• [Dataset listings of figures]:
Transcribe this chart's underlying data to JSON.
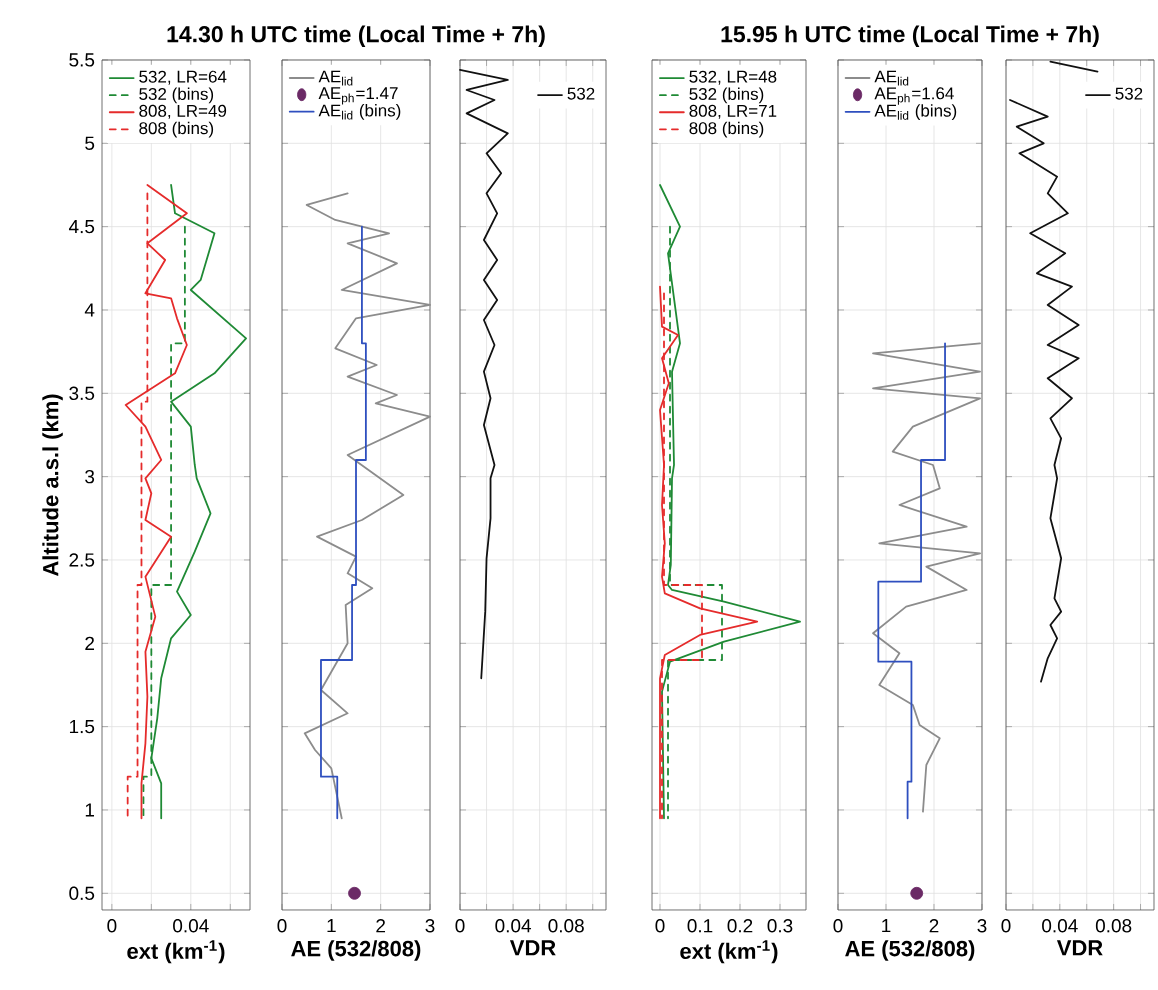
{
  "chart_data": [
    {
      "type": "line",
      "xlabel": "ext (km$^{-1}$)",
      "ylabel": "Altitude a.s.l (km)",
      "xlim": [
        -0.005,
        0.07
      ],
      "xticks": [
        0,
        {
          "value": 0.02,
          "label": null
        },
        0.04,
        {
          "value": 0.06,
          "label": null
        }
      ],
      "ylim": [
        0.4,
        5.5
      ],
      "yticks": [
        0.5,
        1,
        1.5,
        2,
        2.5,
        3,
        3.5,
        4,
        4.5,
        5,
        5.5
      ],
      "grid": true,
      "legend": "top left",
      "series": [
        {
          "name": "532, LR=64",
          "color": "#1f8a35",
          "line_style": "solid",
          "x": [
            0.03,
            0.032,
            0.052,
            0.045,
            0.04,
            0.068,
            0.052,
            0.03,
            0.04,
            0.042,
            0.043,
            0.05,
            0.042,
            0.033,
            0.04,
            0.03,
            0.025,
            0.023,
            0.02,
            0.025,
            0.025
          ],
          "values": [
            4.75,
            4.58,
            4.46,
            4.18,
            4.12,
            3.83,
            3.62,
            3.45,
            3.3,
            3.07,
            2.99,
            2.78,
            2.55,
            2.31,
            2.17,
            2.03,
            1.79,
            1.55,
            1.31,
            1.16,
            0.95
          ]
        },
        {
          "name": "532 (bins)",
          "color": "#1f8a35",
          "line_style": "dashed",
          "x": [
            0.037,
            0.037,
            0.03,
            0.03,
            0.02,
            0.02,
            0.016,
            0.016
          ],
          "values": [
            4.5,
            3.8,
            3.8,
            2.35,
            2.35,
            1.2,
            1.2,
            0.95
          ]
        },
        {
          "name": "808, LR=49",
          "color": "#e52b2b",
          "line_style": "solid",
          "x": [
            0.018,
            0.038,
            0.018,
            0.027,
            0.017,
            0.03,
            0.033,
            0.038,
            0.032,
            0.007,
            0.017,
            0.025,
            0.017,
            0.02,
            0.017,
            0.03,
            0.017,
            0.022,
            0.017,
            0.018,
            0.017,
            0.015,
            0.015
          ],
          "values": [
            4.75,
            4.58,
            4.4,
            4.3,
            4.1,
            4.07,
            3.95,
            3.79,
            3.62,
            3.43,
            3.3,
            3.1,
            2.99,
            2.9,
            2.74,
            2.64,
            2.4,
            2.16,
            1.95,
            1.68,
            1.4,
            1.16,
            0.95
          ]
        },
        {
          "name": "808 (bins)",
          "color": "#e52b2b",
          "line_style": "dashed",
          "x": [
            0.018,
            0.018,
            0.015,
            0.015,
            0.013,
            0.013,
            0.008,
            0.008
          ],
          "values": [
            4.7,
            3.45,
            3.45,
            2.35,
            2.35,
            1.2,
            1.2,
            0.95
          ]
        }
      ]
    },
    {
      "type": "line",
      "title": "14.30 h UTC time (Local Time + 7h)",
      "xlabel": "AE (532/808)",
      "xlim": [
        0,
        3
      ],
      "xticks": [
        0,
        1,
        2,
        3
      ],
      "ylim": [
        0.4,
        5.5
      ],
      "yticks": [
        0.5,
        1,
        1.5,
        2,
        2.5,
        3,
        3.5,
        4,
        4.5,
        5,
        5.5
      ],
      "tick_labels": "x",
      "grid": true,
      "legend": "top left",
      "series": [
        {
          "name": "AE$_{lid}$",
          "color": "#8c8c8c",
          "line_style": "solid",
          "x": [
            1.33,
            0.5,
            1.08,
            2.17,
            1.33,
            2.33,
            1.21,
            3.0,
            1.5,
            1.08,
            1.92,
            1.33,
            2.33,
            1.9,
            3.0,
            1.33,
            2.46,
            1.62,
            0.71,
            1.5,
            1.33,
            1.83,
            1.29,
            1.33,
            0.79,
            1.33,
            0.46,
            0.67,
            1.0,
            1.21
          ],
          "values": [
            4.7,
            4.63,
            4.54,
            4.46,
            4.4,
            4.28,
            4.12,
            4.03,
            3.95,
            3.77,
            3.67,
            3.6,
            3.49,
            3.44,
            3.36,
            3.13,
            2.89,
            2.74,
            2.64,
            2.52,
            2.42,
            2.33,
            2.23,
            2.0,
            1.72,
            1.58,
            1.46,
            1.36,
            1.25,
            0.95
          ]
        },
        {
          "name": "AE$_{ph}$=1.47",
          "type": "scatter",
          "marker": "circle",
          "color": "#6b2a66",
          "x": [
            1.47
          ],
          "values": [
            0.5
          ]
        },
        {
          "name": "AE$_{lid}$ (bins)",
          "color": "#2e4fbf",
          "line_style": "solid",
          "x": [
            1.62,
            1.62,
            1.7,
            1.7,
            1.5,
            1.5,
            1.42,
            1.42,
            0.79,
            0.79,
            1.12,
            1.12
          ],
          "values": [
            4.5,
            3.8,
            3.8,
            3.1,
            3.1,
            2.35,
            2.35,
            1.9,
            1.9,
            1.2,
            1.2,
            0.95
          ]
        }
      ]
    },
    {
      "type": "line",
      "xlabel": "VDR",
      "xlim": [
        0,
        0.11
      ],
      "xticks": [
        0,
        {
          "value": 0.02,
          "label": null
        },
        0.04,
        {
          "value": 0.06,
          "label": null
        },
        0.08,
        {
          "value": 0.1,
          "label": null
        }
      ],
      "ylim": [
        0.4,
        5.5
      ],
      "yticks": [
        0.5,
        1,
        1.5,
        2,
        2.5,
        3,
        3.5,
        4,
        4.5,
        5,
        5.5
      ],
      "tick_labels": "x",
      "grid": true,
      "legend": "top right",
      "series": [
        {
          "name": "532",
          "color": "#111111",
          "line_style": "solid",
          "x": [
            0.0,
            0.036,
            0.005,
            0.026,
            0.005,
            0.036,
            0.02,
            0.031,
            0.02,
            0.028,
            0.018,
            0.028,
            0.018,
            0.028,
            0.018,
            0.026,
            0.018,
            0.023,
            0.018,
            0.026,
            0.023,
            0.023,
            0.02,
            0.019,
            0.016
          ],
          "values": [
            5.44,
            5.38,
            5.32,
            5.26,
            5.18,
            5.06,
            4.94,
            4.82,
            4.7,
            4.58,
            4.42,
            4.3,
            4.18,
            4.06,
            3.94,
            3.79,
            3.63,
            3.47,
            3.31,
            3.07,
            2.99,
            2.75,
            2.51,
            2.19,
            1.79
          ]
        }
      ]
    },
    {
      "type": "line",
      "xlabel": "ext (km$^{-1}$)",
      "xlim": [
        -0.02,
        0.365
      ],
      "xticks": [
        0,
        0.1,
        0.2,
        0.3
      ],
      "ylim": [
        0.4,
        5.5
      ],
      "yticks": [
        0.5,
        1,
        1.5,
        2,
        2.5,
        3,
        3.5,
        4,
        4.5,
        5,
        5.5
      ],
      "tick_labels": "x",
      "grid": true,
      "legend": "top left",
      "series": [
        {
          "name": "532, LR=48",
          "color": "#1f8a35",
          "line_style": "solid",
          "x": [
            0.0,
            0.05,
            0.02,
            0.05,
            0.03,
            0.035,
            0.03,
            0.027,
            0.02,
            0.03,
            0.16,
            0.35,
            0.16,
            0.025,
            0.005,
            0.01
          ],
          "values": [
            4.75,
            4.5,
            4.34,
            3.8,
            3.63,
            3.07,
            2.99,
            2.47,
            2.35,
            2.32,
            2.25,
            2.13,
            2.01,
            1.89,
            1.71,
            0.95
          ]
        },
        {
          "name": "532 (bins)",
          "color": "#1f8a35",
          "line_style": "dashed",
          "x": [
            0.025,
            0.025,
            0.155,
            0.155,
            0.02,
            0.02
          ],
          "values": [
            4.5,
            2.35,
            2.35,
            1.9,
            1.9,
            0.95
          ]
        },
        {
          "name": "808, LR=71",
          "color": "#e52b2b",
          "line_style": "solid",
          "x": [
            0.0,
            0.005,
            0.045,
            0.005,
            0.022,
            0.0,
            0.01,
            0.005,
            0.012,
            0.005,
            0.012,
            0.1,
            0.243,
            0.1,
            0.012,
            0.0,
            0.0
          ],
          "values": [
            4.14,
            3.9,
            3.85,
            3.71,
            3.56,
            3.4,
            3.07,
            2.83,
            2.6,
            2.4,
            2.3,
            2.21,
            2.13,
            2.05,
            1.93,
            1.79,
            0.95
          ]
        },
        {
          "name": "808 (bins)",
          "color": "#e52b2b",
          "line_style": "dashed",
          "x": [
            0.01,
            0.01,
            0.105,
            0.105,
            0.005,
            0.005
          ],
          "values": [
            4.1,
            2.35,
            2.35,
            1.9,
            1.9,
            0.95
          ]
        }
      ]
    },
    {
      "type": "line",
      "title": "15.95 h UTC time (Local Time + 7h)",
      "xlabel": "AE (532/808)",
      "xlim": [
        0,
        3
      ],
      "xticks": [
        0,
        1,
        2,
        3
      ],
      "ylim": [
        0.4,
        5.5
      ],
      "yticks": [
        0.5,
        1,
        1.5,
        2,
        2.5,
        3,
        3.5,
        4,
        4.5,
        5,
        5.5
      ],
      "tick_labels": "x",
      "grid": true,
      "legend": "top left",
      "series": [
        {
          "name": "AE$_{lid}$",
          "color": "#8c8c8c",
          "line_style": "solid",
          "x": [
            2.96,
            0.73,
            2.96,
            0.73,
            2.96,
            1.56,
            1.14,
            1.98,
            2.12,
            1.28,
            2.68,
            0.86,
            2.96,
            1.84,
            2.68,
            1.42,
            0.73,
            1.28,
            0.86,
            1.56,
            1.7,
            2.12,
            1.84,
            1.77
          ],
          "values": [
            3.8,
            3.74,
            3.63,
            3.53,
            3.47,
            3.3,
            3.15,
            3.07,
            2.93,
            2.83,
            2.7,
            2.6,
            2.54,
            2.46,
            2.32,
            2.22,
            2.06,
            1.94,
            1.75,
            1.63,
            1.51,
            1.43,
            1.27,
            0.99
          ]
        },
        {
          "name": "AE$_{ph}$=1.64",
          "type": "scatter",
          "marker": "circle",
          "color": "#6b2a66",
          "x": [
            1.64
          ],
          "values": [
            0.5
          ]
        },
        {
          "name": "AE$_{lid}$ (bins)",
          "color": "#2e4fbf",
          "line_style": "solid",
          "x": [
            2.23,
            2.23,
            1.73,
            1.73,
            0.84,
            0.84,
            1.53,
            1.53,
            1.45,
            1.45
          ],
          "values": [
            3.8,
            3.1,
            3.1,
            2.37,
            2.37,
            1.89,
            1.89,
            1.17,
            1.17,
            0.95
          ]
        }
      ]
    },
    {
      "type": "line",
      "xlabel": "VDR",
      "xlim": [
        0,
        0.11
      ],
      "xticks": [
        0,
        {
          "value": 0.02,
          "label": null
        },
        0.04,
        {
          "value": 0.06,
          "label": null
        },
        0.08,
        {
          "value": 0.1,
          "label": null
        }
      ],
      "ylim": [
        0.4,
        5.5
      ],
      "yticks": [
        0.5,
        1,
        1.5,
        2,
        2.5,
        3,
        3.5,
        4,
        4.5,
        5,
        5.5
      ],
      "tick_labels": "x",
      "grid": true,
      "legend": "top right",
      "series": [
        {
          "name": "532",
          "color": "#111111",
          "line_style": "solid",
          "x": [
            0.033,
            0.068,
            null,
            0.003,
            0.031,
            0.008,
            0.028,
            0.01,
            0.038,
            0.031,
            0.046,
            0.018,
            0.044,
            0.023,
            0.049,
            0.031,
            0.054,
            0.031,
            0.054,
            0.031,
            0.049,
            0.033,
            0.041,
            0.036,
            0.038,
            0.033,
            0.041,
            0.036,
            0.041,
            0.033,
            0.038,
            0.031,
            0.026
          ],
          "values": [
            5.49,
            5.43,
            null,
            5.26,
            5.16,
            5.1,
            5.0,
            4.94,
            4.8,
            4.7,
            4.58,
            4.46,
            4.34,
            4.22,
            4.14,
            4.03,
            3.91,
            3.79,
            3.71,
            3.59,
            3.47,
            3.35,
            3.23,
            3.07,
            2.99,
            2.75,
            2.51,
            2.27,
            2.19,
            2.11,
            2.03,
            1.91,
            1.77
          ]
        }
      ]
    }
  ]
}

• [Exercise]: List all lines where "time" occurs.

• [Solution below]:
      "title": "14.30 h UTC time (Local Time + 7h)",
      "title": "15.95 h UTC time (Local Time + 7h)",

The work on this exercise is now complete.